* _What the task asks_:
Retype all of the data. Every line must match exactly.

* _Data to process_:
****

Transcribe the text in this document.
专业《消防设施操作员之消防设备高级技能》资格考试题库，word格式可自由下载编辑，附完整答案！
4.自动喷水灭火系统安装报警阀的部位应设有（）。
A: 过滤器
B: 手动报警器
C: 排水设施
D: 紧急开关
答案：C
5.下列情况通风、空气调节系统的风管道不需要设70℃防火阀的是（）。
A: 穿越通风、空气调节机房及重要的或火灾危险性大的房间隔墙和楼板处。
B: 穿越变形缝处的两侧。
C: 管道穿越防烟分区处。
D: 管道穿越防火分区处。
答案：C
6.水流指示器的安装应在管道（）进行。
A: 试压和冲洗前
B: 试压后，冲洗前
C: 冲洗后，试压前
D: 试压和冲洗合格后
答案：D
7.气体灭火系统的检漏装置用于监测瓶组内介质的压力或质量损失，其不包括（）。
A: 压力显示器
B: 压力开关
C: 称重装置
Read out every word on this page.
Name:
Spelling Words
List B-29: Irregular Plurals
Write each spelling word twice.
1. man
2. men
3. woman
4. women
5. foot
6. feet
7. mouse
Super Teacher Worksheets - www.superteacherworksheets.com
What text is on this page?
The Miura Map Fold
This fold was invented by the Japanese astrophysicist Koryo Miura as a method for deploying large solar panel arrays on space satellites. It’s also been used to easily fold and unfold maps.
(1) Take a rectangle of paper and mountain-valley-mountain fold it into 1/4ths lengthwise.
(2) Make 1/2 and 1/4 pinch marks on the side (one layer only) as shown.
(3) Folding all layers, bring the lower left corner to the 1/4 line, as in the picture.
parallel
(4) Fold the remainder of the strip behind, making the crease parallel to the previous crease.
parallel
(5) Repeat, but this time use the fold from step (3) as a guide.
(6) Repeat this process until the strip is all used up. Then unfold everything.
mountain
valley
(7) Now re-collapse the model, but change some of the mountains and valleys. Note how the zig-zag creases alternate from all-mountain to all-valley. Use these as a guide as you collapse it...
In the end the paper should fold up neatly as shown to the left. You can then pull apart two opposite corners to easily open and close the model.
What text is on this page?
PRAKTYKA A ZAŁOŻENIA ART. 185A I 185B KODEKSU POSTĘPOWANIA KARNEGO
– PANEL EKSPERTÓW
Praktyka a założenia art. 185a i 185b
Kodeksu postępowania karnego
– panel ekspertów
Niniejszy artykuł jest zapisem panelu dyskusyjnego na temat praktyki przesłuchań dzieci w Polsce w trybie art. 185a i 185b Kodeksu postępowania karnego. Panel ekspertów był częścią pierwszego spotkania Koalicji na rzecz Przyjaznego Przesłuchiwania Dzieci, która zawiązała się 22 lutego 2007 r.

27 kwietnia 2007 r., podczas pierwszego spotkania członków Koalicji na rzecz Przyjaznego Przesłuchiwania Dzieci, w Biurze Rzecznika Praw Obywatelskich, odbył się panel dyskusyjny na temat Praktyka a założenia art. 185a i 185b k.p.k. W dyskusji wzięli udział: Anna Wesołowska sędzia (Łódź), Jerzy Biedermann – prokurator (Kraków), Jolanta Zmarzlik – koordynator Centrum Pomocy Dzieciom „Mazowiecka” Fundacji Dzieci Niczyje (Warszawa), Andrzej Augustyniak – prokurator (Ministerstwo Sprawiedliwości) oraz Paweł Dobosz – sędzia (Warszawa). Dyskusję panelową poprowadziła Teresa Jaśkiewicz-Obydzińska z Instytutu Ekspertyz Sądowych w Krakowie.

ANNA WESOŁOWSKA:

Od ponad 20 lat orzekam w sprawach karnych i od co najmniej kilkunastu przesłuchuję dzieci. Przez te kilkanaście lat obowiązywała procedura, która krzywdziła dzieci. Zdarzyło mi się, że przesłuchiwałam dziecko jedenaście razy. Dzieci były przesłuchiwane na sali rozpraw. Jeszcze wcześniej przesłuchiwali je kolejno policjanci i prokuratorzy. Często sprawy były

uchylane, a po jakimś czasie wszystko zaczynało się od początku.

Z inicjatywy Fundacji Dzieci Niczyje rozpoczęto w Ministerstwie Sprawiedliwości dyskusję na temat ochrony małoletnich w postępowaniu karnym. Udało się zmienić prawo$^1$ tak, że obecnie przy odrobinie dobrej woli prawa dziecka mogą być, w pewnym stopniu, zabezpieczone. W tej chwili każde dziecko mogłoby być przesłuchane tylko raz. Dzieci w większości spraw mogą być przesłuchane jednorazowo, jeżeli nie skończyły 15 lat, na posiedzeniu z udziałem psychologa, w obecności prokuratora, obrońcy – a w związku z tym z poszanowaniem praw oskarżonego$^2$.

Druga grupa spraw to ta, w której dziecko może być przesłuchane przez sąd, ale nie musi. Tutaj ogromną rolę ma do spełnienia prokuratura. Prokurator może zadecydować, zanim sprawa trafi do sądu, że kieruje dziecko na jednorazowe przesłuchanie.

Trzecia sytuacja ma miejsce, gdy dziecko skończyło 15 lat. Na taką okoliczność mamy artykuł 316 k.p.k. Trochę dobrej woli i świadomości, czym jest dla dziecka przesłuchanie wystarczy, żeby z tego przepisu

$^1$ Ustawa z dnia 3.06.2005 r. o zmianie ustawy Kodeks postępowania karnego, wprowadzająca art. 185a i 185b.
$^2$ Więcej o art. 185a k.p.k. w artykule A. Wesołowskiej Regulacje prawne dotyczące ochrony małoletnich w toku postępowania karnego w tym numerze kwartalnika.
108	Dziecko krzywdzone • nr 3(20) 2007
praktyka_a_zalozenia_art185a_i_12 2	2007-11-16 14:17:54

****

* _Response to this task_:
Transcribe the text in this document.
专业《消防设施操作员之消防设备高级技能》资格考试题库，word格式可自由下载编辑，附完整答案！
4.自动喷水灭火系统安装报警阀的部位应设有（）。
A: 过滤器
B: 手动报警器
C: 排水设施
D: 紧急开关
答案：C
5.下列情况通风、空气调节系统的风管道不需要设70℃防火阀的是（）。
A: 穿越通风、空气调节机房及重要的或火灾危险性大的房间隔墙和楼板处。
B: 穿越变形缝处的两侧。
C: 管道穿越防烟分区处。
D: 管道穿越防火分区处。
答案：C
6.水流指示器的安装应在管道（）进行。
A: 试压和冲洗前
B: 试压后，冲洗前
C: 冲洗后，试压前
D: 试压和冲洗合格后
答案：D
7.气体灭火系统的检漏装置用于监测瓶组内介质的压力或质量损失，其不包括（）。
A: 压力显示器
B: 压力开关
C: 称重装置
Read out every word on this page.
Name:
Spelling Words
List B-29: Irregular Plurals
Write each spelling word twice.
1. man
2. men
3. woman
4. women
5. foot
6. feet
7. mouse
Super Teacher Worksheets - www.superteacherworksheets.com
What text is on this page?
The Miura Map Fold
This fold was invented by the Japanese astrophysicist Koryo Miura as a method for deploying large solar panel arrays on space satellites. It’s also been used to easily fold and unfold maps.
(1) Take a rectangle of paper and mountain-valley-mountain fold it into 1/4ths lengthwise.
(2) Make 1/2 and 1/4 pinch marks on the side (one layer only) as shown.
(3) Folding all layers, bring the lower left corner to the 1/4 line, as in the picture.
parallel
(4) Fold the remainder of the strip behind, making the crease parallel to the previous crease.
parallel
(5) Repeat, but this time use the fold from step (3) as a guide.
(6) Repeat this process until the strip is all used up. Then unfold everything.
mountain
valley
(7) Now re-collapse the model, but change some of the mountains and valleys. Note how the zig-zag creases alternate from all-mountain to all-valley. Use these as a guide as you collapse it...
In the end the paper should fold up neatly as shown to the left. You can then pull apart two opposite corners to easily open and close the model.
What text is on this page?
PRAKTYKA A ZAŁOŻENIA ART. 185A I 185B KODEKSU POSTĘPOWANIA KARNEGO
– PANEL EKSPERTÓW
Praktyka a założenia art. 185a i 185b
Kodeksu postępowania karnego
– panel ekspertów
Niniejszy artykuł jest zapisem panelu dyskusyjnego na temat praktyki przesłuchań dzieci w Polsce w trybie art. 185a i 185b Kodeksu postępowania karnego. Panel ekspertów był częścią pierwszego spotkania Koalicji na rzecz Przyjaznego Przesłuchiwania Dzieci, która zawiązała się 22 lutego 2007 r.

27 kwietnia 2007 r., podczas pierwszego spotkania członków Koalicji na rzecz Przyjaznego Przesłuchiwania Dzieci, w Biurze Rzecznika Praw Obywatelskich, odbył się panel dyskusyjny na temat Praktyka a założenia art. 185a i 185b k.p.k. W dyskusji wzięli udział: Anna Wesołowska sędzia (Łódź), Jerzy Biedermann – prokurator (Kraków), Jolanta Zmarzlik – koordynator Centrum Pomocy Dzieciom „Mazowiecka” Fundacji Dzieci Niczyje (Warszawa), Andrzej Augustyniak – prokurator (Ministerstwo Sprawiedliwości) oraz Paweł Dobosz – sędzia (Warszawa). Dyskusję panelową poprowadziła Teresa Jaśkiewicz-Obydzińska z Instytutu Ekspertyz Sądowych w Krakowie.

ANNA WESOŁOWSKA:

Od ponad 20 lat orzekam w sprawach karnych i od co najmniej kilkunastu przesłuchuję dzieci. Przez te kilkanaście lat obowiązywała procedura, która krzywdziła dzieci. Zdarzyło mi się, że przesłuchiwałam dziecko jedenaście razy. Dzieci były przesłuchiwane na sali rozpraw. Jeszcze wcześniej przesłuchiwali je kolejno policjanci i prokuratorzy. Często sprawy były

uchylane, a po jakimś czasie wszystko zaczynało się od początku.

Z inicjatywy Fundacji Dzieci Niczyje rozpoczęto w Ministerstwie Sprawiedliwości dyskusję na temat ochrony małoletnich w postępowaniu karnym. Udało się zmienić prawo$^1$ tak, że obecnie przy odrobinie dobrej woli prawa dziecka mogą być, w pewnym stopniu, zabezpieczone. W tej chwili każde dziecko mogłoby być przesłuchane tylko raz. Dzieci w większości spraw mogą być przesłuchane jednorazowo, jeżeli nie skończyły 15 lat, na posiedzeniu z udziałem psychologa, w obecności prokuratora, obrońcy – a w związku z tym z poszanowaniem praw oskarżonego$^2$.

Druga grupa spraw to ta, w której dziecko może być przesłuchane przez sąd, ale nie musi. Tutaj ogromną rolę ma do spełnienia prokuratura. Prokurator może zadecydować, zanim sprawa trafi do sądu, że kieruje dziecko na jednorazowe przesłuchanie.

Trzecia sytuacja ma miejsce, gdy dziecko skończyło 15 lat. Na taką okoliczność mamy artykuł 316 k.p.k. Trochę dobrej woli i świadomości, czym jest dla dziecka przesłuchanie wystarczy, żeby z tego przepisu

$^1$ Ustawa z dnia 3.06.2005 r. o zmianie ustawy Kodeks postępowania karnego, wprowadzająca art. 185a i 185b.
$^2$ Więcej o art. 185a k.p.k. w artykule A. Wesołowskiej Regulacje prawne dotyczące ochrony małoletnich w toku postępowania karnego w tym numerze kwartalnika.
108	Dziecko krzywdzone • nr 3(20) 2007
praktyka_a_zalozenia_art185a_i_12 2	2007-11-16 14:17:54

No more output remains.